→ **REQUIRED WORK**: Of the lines in the entries, how many hold the word "getText"? Give that number alone.

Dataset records
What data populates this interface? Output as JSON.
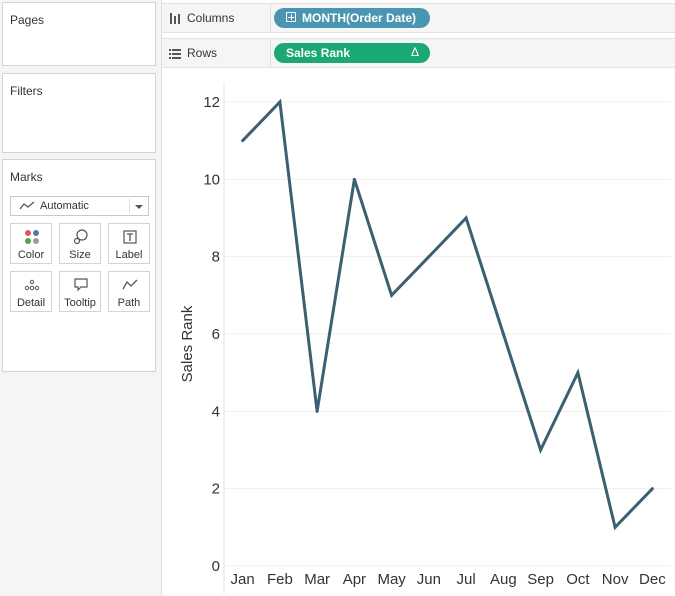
{
  "side": {
    "pages_title": "Pages",
    "filters_title": "Filters",
    "marks": {
      "title": "Marks",
      "mark_type": "Automatic",
      "buttons": [
        "Color",
        "Size",
        "Label",
        "Detail",
        "Tooltip",
        "Path"
      ]
    }
  },
  "shelves": {
    "columns": {
      "label": "Columns",
      "pill": "MONTH(Order Date)"
    },
    "rows": {
      "label": "Rows",
      "pill": "Sales Rank",
      "pill_symbol": "Δ"
    }
  },
  "colors": {
    "line": "#3b6071",
    "columns_pill": "#4a96b2",
    "rows_pill": "#1aa874",
    "grid": "#eeeeee"
  },
  "chart_data": {
    "type": "line",
    "categories": [
      "Jan",
      "Feb",
      "Mar",
      "Apr",
      "May",
      "Jun",
      "Jul",
      "Aug",
      "Sep",
      "Oct",
      "Nov",
      "Dec"
    ],
    "values": [
      11,
      12,
      4,
      10,
      7,
      8,
      9,
      6,
      3,
      5,
      1,
      2
    ],
    "ylabel": "Sales Rank",
    "xlabel": "",
    "ylim": [
      0,
      12
    ],
    "yticks": [
      0,
      2,
      4,
      6,
      8,
      10,
      12
    ],
    "grid": true
  }
}
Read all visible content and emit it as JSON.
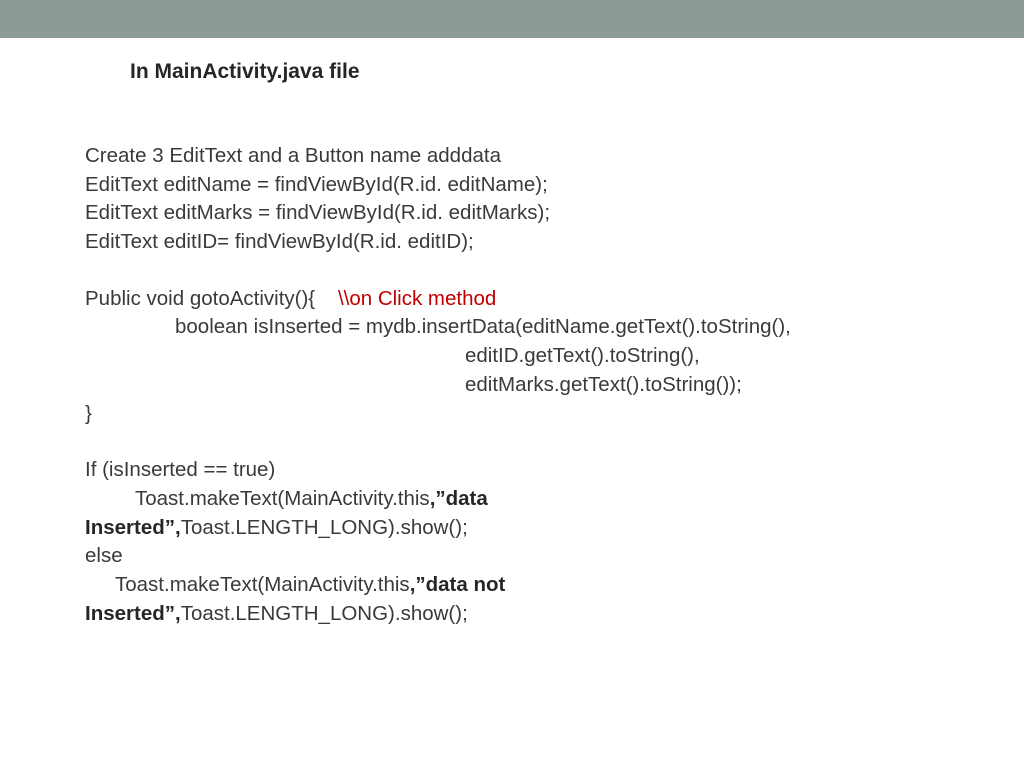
{
  "heading": "In MainActivity.java file",
  "lines": {
    "l1": "Create 3 EditText and a Button name adddata",
    "l2": "EditText editName = findViewById(R.id. editName);",
    "l3": "EditText editMarks = findViewById(R.id. editMarks);",
    "l4": "EditText editID= findViewById(R.id. editID);",
    "l5a": "Public void gotoActivity(){    ",
    "l5b": "\\\\on Click method",
    "l6": "boolean isInserted = mydb.insertData(editName.getText().toString(),",
    "l7": "editID.getText().toString(),",
    "l8": "editMarks.getText().toString());",
    "l9": "}",
    "l10": "If (isInserted == true)",
    "l11a": "Toast.makeText(MainActivity.this",
    "l11b": ",”data",
    "l12a": "Inserted”,",
    "l12b": "Toast.LENGTH_LONG).show();",
    "l13": "else",
    "l14a": "Toast.makeText(MainActivity.this",
    "l14b": ",”data not",
    "l15a": "Inserted”,",
    "l15b": "Toast.LENGTH_LONG).show();"
  }
}
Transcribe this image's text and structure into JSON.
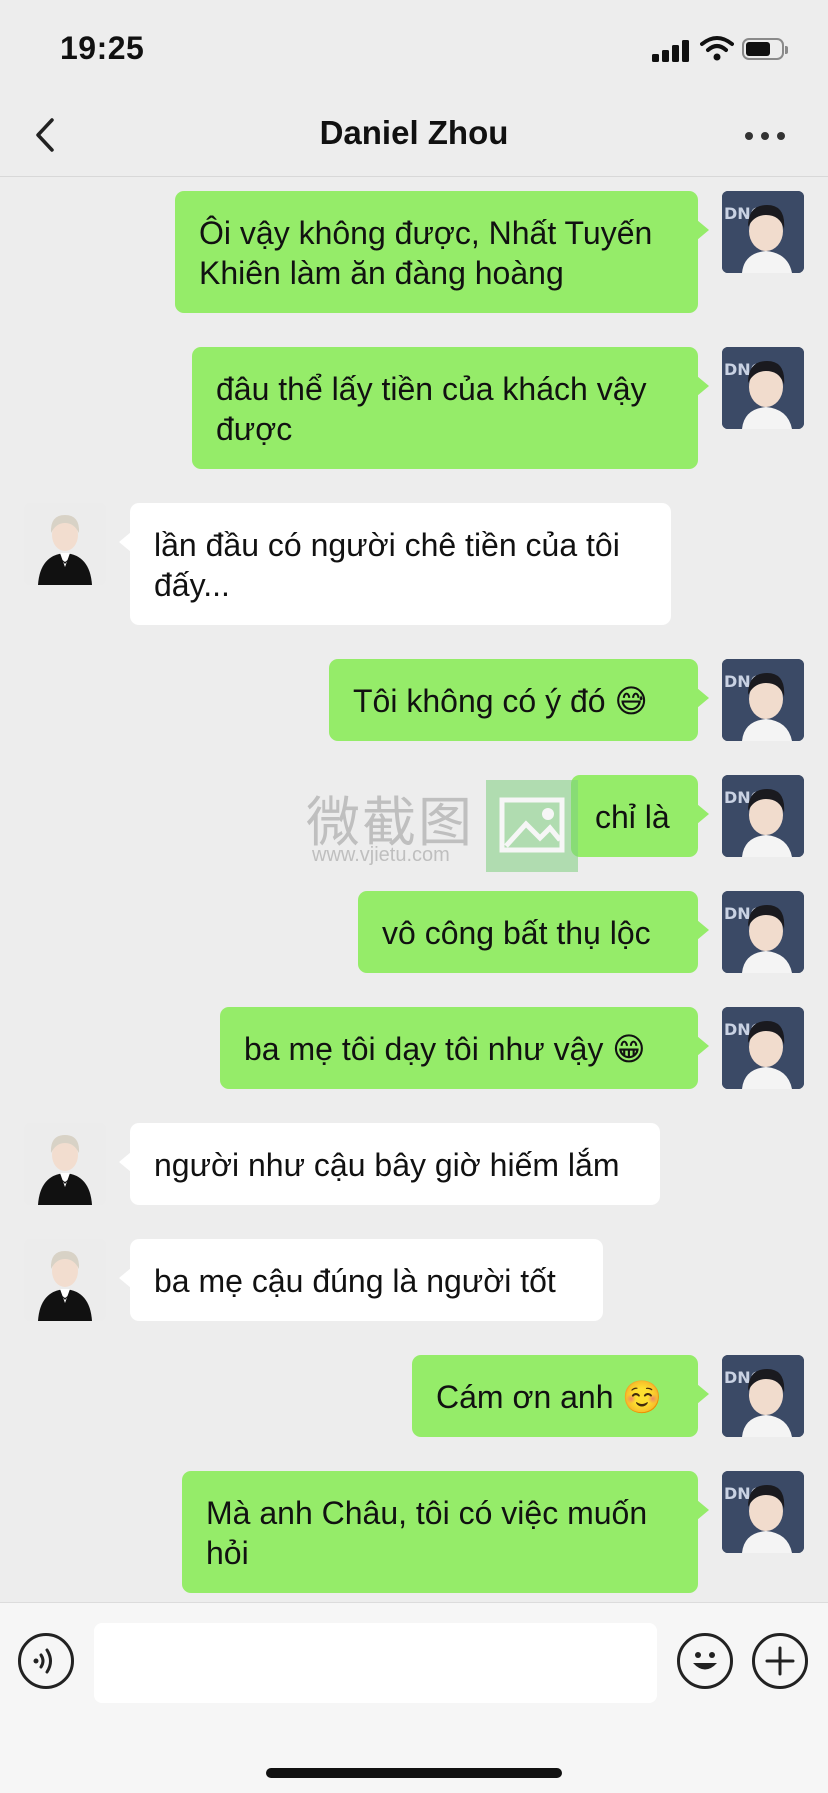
{
  "status_bar": {
    "time": "19:25"
  },
  "nav": {
    "title": "Daniel Zhou"
  },
  "messages": [
    {
      "sender": "me",
      "text": "Ôi vậy không được, Nhất Tuyến Khiên làm ăn đàng hoàng"
    },
    {
      "sender": "me",
      "text": "đâu thể lấy tiền của khách vậy được"
    },
    {
      "sender": "them",
      "text": "lần đầu có người chê tiền của tôi đấy..."
    },
    {
      "sender": "me",
      "text": "Tôi không có ý đó 😅"
    },
    {
      "sender": "me",
      "text": "chỉ là"
    },
    {
      "sender": "me",
      "text": "vô công bất thụ lộc"
    },
    {
      "sender": "me",
      "text": "ba mẹ tôi dạy tôi như vậy 😁"
    },
    {
      "sender": "them",
      "text": "người như cậu bây giờ hiếm lắm"
    },
    {
      "sender": "them",
      "text": "ba mẹ cậu đúng là người tốt"
    },
    {
      "sender": "me",
      "text": "Cám ơn anh ☺️"
    },
    {
      "sender": "me",
      "text": "Mà anh Châu, tôi có việc muốn hỏi"
    }
  ],
  "watermark": {
    "text": "微截图",
    "url": "www.vjietu.com"
  },
  "input_bar": {
    "message_value": ""
  },
  "icons": {
    "back": "chevron-left-icon",
    "more": "more-horizontal-icon",
    "voice": "voice-icon",
    "emoji": "smiley-icon",
    "plus": "plus-icon"
  }
}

→ **THE REPLY**: 3